Determine the count of lines holding "precursor" and give that count alone.

★ ★ ★ ★ ★

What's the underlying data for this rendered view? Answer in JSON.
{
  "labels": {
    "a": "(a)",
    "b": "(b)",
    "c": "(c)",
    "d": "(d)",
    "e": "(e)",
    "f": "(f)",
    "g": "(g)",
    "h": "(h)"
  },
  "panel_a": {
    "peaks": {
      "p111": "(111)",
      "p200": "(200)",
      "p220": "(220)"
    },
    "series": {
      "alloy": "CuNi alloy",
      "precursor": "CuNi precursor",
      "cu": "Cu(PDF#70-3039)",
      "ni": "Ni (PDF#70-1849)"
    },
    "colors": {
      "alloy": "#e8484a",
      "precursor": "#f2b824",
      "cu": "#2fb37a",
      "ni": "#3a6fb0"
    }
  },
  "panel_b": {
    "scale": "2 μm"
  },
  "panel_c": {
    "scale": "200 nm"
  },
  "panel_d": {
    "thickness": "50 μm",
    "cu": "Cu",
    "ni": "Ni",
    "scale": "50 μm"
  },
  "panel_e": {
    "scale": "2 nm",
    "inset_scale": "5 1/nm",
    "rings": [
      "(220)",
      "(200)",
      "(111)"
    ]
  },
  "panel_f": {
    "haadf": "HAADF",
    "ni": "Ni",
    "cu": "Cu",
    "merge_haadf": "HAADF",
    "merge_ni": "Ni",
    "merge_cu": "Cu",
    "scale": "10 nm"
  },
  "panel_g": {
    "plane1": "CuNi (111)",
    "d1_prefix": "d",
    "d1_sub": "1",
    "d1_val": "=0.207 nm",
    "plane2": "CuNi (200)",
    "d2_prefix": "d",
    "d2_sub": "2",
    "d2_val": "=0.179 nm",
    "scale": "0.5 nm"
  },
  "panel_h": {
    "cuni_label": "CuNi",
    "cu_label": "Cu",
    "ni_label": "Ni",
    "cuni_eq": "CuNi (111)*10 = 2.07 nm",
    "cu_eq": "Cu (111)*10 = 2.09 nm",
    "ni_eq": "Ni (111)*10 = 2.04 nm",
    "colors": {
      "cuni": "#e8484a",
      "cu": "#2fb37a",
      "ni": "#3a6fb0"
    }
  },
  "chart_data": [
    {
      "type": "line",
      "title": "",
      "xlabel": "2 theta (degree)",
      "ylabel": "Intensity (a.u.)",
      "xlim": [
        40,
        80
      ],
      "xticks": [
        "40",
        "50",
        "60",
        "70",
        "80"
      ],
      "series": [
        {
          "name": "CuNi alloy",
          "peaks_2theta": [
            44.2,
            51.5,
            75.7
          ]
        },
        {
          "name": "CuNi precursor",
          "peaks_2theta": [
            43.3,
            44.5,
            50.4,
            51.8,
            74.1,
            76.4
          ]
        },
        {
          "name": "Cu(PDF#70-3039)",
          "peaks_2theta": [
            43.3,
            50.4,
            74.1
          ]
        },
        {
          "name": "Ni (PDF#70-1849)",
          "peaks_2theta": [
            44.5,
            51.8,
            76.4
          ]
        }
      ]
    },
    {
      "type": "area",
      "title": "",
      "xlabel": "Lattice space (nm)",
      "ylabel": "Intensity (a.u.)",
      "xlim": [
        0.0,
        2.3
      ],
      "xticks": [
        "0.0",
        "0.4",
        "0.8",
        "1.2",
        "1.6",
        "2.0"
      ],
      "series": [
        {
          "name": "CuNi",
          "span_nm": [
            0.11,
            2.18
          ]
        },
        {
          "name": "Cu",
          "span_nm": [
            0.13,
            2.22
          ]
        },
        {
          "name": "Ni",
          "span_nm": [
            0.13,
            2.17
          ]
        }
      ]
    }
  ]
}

★ ★ ★ ★ ★

### OUTPUT BELOW
3